任务要求.
a) 根据这篇 PyTorch API 详解博文回答：
(i) 文章的最早更新时间是哪天？
(ii) torch.nn 部分的 2.8 小节标题是什么？
(iii) Tensor Attributes 部分中，用中文写成的小节标题是什么？
b) 接着这篇 PyTorch API 详解博文的末尾往下续写。

所给文本.
诸神缄默不语

PyTorch Python API详解大全（持续更新ing...）

诸神缄默不语-个人CSDN博文目录

VX号“PolarisRisingWar”可直接搜索添加作者好友讨论。

具体内容以官方文档为准。
最早更新时间：2021.4.23
最近更新时间：2021.6.4

文章目录

0. 常用属性及函数统一解释
1. torch
- 1.1 Tensors
- - 1.1.1 Creation Ops
  - 1.1.2 Indexing, Slicing, Joining, Mutating Ops
- 1.2 Generators
- 1.3 Random Sampling
- - 1.3.1 torch.default_generator
- 1.4 Serialization
- 1.5 Parallelism
- 1.6 Locally disabling gradient computation
- 1.7 Math operations
- - 1.7.1 Pointwise Ops
  - 1.7.2 Reduction Ops
  - 1.7.3 Comparison Ops
  - 1.7.4 Spectral Ops
  - 1.7.5 Other Operations
  - 1.7.6 BLAS and LAPACK Operations
- 1.8 Utilities
2. torch.nn
- 2.1 Containers
- 2.2 Convolution Layers
- 2.3 Pooling layers
- 2.4 Padding Layers
- 2.5 Non-linear Activations (weighted sum, nonlinearity)
- 2.6 Non-linear Activations (other)
- 2.7 Normalization Layers
- 2.8 Recurrent Layers
- 2.9 Transformer Layers
- 2.10 Linear Layers
- 2.11 Dropout Layers
- 2.12 Sparse Layers
3. torch.nn.functional
- 3.1 Convolution functions
- 3.2 Pooling functions
- 3.3 Non-linear activation functions
4. torch.Tensor
5. Tensor Attributes
- 5.1 `torch.dtype`
- 5.2 `torch.device`
- 5.3 `torch.layout`
- 5.4 `torch.memory_format`
- 5.5 不知道为什么没说，但是确实有
6. Tensor Views
7. torch.autograd
- 7.1 Functional higher level API
- 7.2 Locally disabling gradient computation
- 7.3 Default gradient layouts
- 7.4 In-place operations on Tensors
- 7.5 Variable (deprecated)

已存储的数据条目.
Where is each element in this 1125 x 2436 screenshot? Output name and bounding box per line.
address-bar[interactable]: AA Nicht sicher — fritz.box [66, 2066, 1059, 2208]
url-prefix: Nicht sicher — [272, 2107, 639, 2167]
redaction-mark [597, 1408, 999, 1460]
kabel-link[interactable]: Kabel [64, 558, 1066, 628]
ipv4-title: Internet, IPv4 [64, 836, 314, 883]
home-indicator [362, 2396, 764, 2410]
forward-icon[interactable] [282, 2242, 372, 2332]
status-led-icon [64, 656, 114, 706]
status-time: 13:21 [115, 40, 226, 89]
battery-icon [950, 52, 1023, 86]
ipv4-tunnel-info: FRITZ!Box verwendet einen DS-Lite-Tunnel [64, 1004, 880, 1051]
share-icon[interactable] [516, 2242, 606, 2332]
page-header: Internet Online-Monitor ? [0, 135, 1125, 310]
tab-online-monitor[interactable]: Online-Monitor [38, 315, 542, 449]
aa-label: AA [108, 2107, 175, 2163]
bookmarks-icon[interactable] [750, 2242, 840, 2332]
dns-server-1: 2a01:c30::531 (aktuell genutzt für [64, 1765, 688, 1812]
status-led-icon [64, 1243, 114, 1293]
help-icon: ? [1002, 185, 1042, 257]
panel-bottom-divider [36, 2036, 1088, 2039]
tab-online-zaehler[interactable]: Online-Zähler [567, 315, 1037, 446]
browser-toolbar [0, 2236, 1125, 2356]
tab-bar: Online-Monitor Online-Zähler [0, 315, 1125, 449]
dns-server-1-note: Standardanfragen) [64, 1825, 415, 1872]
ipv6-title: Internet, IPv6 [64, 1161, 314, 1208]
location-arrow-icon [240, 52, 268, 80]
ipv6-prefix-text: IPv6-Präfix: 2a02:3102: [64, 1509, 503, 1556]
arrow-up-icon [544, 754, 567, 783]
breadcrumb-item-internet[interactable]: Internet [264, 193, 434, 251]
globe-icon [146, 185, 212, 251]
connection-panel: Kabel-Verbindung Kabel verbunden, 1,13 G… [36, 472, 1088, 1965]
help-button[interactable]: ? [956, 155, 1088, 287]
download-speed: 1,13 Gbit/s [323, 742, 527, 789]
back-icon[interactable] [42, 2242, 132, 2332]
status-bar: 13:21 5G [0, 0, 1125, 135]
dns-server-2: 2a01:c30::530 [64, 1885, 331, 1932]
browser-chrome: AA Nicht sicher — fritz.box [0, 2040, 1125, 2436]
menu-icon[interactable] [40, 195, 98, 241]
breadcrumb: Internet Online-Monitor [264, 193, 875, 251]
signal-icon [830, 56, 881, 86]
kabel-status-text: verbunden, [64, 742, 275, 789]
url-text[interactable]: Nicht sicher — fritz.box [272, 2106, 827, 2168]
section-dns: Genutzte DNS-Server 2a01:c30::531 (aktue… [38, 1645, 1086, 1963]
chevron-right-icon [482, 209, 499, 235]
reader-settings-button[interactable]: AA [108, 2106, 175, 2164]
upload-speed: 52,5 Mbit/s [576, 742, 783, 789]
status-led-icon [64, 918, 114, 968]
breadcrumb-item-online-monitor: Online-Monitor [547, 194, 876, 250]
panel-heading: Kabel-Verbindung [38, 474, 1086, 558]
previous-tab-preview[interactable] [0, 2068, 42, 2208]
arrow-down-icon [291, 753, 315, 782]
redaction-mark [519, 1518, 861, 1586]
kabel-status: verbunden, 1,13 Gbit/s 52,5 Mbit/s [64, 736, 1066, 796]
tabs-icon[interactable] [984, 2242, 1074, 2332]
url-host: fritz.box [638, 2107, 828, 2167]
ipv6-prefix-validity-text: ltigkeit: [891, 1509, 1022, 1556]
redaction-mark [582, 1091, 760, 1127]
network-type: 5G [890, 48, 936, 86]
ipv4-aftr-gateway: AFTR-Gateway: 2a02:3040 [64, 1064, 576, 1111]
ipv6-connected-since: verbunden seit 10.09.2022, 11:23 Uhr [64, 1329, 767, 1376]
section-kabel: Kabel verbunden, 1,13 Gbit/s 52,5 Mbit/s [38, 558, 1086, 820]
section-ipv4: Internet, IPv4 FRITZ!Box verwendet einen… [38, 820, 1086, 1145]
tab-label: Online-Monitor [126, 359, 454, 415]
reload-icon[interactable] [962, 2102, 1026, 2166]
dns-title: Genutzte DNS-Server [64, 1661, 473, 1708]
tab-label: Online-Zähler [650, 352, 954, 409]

逐题答案.
a)
(i) 2021.4.23
(ii) Recurrent Layers
(iii) 不知道为什么没说，但是确实有

b)
- 7.6 Tensor autograd functions
8. torch.cuda
- 8.1 Random Number Generator
9. torch.cuda.amp
10. torch.backends
- 10.1 torch.backends.cuda
- 10.2 torch.backends.cudnn
11. torch.distributed
12. torch.distributions
13. torch.fft
14. torch.futures
15. torch.fx
16. torch.hub
17. torch.jit
18. torch.linalg
19. torch.overrides
20. torch.profiler
21. torch.nn.init
22. torch.onnx
22. torch.optim
- 22.1 How to use an optimizer
- 22.2 Algorithms
23. Complex Numbers
24. DDP Communication Hooks
25. Pipeline Parallelism
26. Quantization
27. Distributed RPC Framework
28. torch.random
29. torch.sparse
30. torch.Storage
31. torch.utils.benchmark
32. torch.utils.bottleneck
33. torch.utils.checkpoint
34. torch.utils.cpp_extension
35. torch.utils.data

0. 常用属性及函数统一解释

input：Tensor格式
requires_grad：布尔值，aotugrad是否需要记录在该Tensor上的操作
size：一般是衡量尺寸的数据，可以是一串数字或collection格式（如list或tuple等）
加_是原地操作
Parameters是可以直接按照顺序放的，Keyword Arguments则必须指定参数名（用*作为区分）

1. torch

is_tensor(obj) 如果obj是Tensor，就返回True
注意：官方建议使用 isinstance(obj, Tensor) 作为代替

1.1 Tensors

1.1.1 Creation Ops

注意：通过随机取样生成Tensor的函数放在了Random sampling部分。

tensor(data, *, dtype=None, device=None, requires_grad=False, pin_memory=False)
将data转换为Tensor。data可以是list, tuple, NumPy ndarray, scalar等呈现数组形式的数据
from_numpy(ndarray)
将一个numpy.ndarray转换为Tensor。注意这一函数的两个数据对象占用同一储存空间，修改后变化也会体现在另一对象上
zeros(*size, *, out=None, dtype=None, layout=torch.strided, device=None, requires_grad=False)
返回一个尺寸为size的Tensor，所有元素都为0
ones(*size, *, out=None, dtype=None, layout=torch.strided, device=None, requires_grad=False)
返回一个尺寸为size的Tensor，所有元素都为1
torch.ones_like(input, *, dtype=None, layout=None, device=None, requires_grad=False, memory_format=torch.preserve_format)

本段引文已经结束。